### Requirements
Locate the word "będę" in the entries below, then gather every line that holds it.

### Records

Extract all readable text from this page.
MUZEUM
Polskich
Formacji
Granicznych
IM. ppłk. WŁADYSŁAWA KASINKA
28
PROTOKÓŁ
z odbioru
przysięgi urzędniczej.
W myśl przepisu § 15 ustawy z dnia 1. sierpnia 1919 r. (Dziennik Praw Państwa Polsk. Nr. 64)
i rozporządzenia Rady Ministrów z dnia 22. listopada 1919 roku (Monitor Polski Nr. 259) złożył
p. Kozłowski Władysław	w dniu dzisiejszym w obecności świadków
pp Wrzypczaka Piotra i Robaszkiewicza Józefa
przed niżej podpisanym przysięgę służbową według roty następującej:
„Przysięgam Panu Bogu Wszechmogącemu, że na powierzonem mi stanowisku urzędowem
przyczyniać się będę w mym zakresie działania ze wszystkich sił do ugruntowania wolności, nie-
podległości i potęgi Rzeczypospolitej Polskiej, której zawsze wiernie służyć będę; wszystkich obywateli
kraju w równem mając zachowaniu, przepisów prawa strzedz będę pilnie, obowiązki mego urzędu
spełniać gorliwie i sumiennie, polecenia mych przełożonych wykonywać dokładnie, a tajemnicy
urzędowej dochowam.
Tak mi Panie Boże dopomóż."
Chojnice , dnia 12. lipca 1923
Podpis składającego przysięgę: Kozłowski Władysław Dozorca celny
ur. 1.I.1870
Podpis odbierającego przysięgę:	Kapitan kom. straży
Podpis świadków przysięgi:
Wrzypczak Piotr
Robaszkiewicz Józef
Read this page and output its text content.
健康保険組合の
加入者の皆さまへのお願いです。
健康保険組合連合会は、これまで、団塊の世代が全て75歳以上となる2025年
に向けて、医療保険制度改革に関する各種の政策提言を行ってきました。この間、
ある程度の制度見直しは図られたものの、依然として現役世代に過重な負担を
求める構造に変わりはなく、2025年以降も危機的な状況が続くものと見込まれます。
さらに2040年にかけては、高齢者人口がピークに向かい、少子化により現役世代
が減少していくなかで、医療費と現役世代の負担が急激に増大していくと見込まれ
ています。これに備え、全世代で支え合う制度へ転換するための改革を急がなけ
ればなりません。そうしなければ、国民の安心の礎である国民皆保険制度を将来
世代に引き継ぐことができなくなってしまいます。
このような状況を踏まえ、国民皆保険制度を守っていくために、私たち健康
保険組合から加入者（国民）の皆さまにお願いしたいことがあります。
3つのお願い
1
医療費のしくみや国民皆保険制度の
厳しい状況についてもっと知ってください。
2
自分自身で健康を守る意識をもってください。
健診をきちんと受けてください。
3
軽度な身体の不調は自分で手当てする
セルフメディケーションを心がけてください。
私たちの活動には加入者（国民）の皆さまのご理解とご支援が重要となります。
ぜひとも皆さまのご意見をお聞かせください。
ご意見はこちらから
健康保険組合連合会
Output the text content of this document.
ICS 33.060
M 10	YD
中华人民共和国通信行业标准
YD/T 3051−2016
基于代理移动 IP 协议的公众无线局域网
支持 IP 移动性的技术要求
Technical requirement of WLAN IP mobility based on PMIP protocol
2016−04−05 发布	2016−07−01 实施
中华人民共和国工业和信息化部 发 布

### Exercise output
przyczyniać się będę w mym zakresie działania ze wszystkich sił do ugruntowania wolności, nie-
podległości i potęgi Rzeczypospolitej Polskiej, której zawsze wiernie służyć będę; wszystkich obywateli
kraju w równem mając zachowaniu, przepisów prawa strzedz będę pilnie, obowiązki mego urzędu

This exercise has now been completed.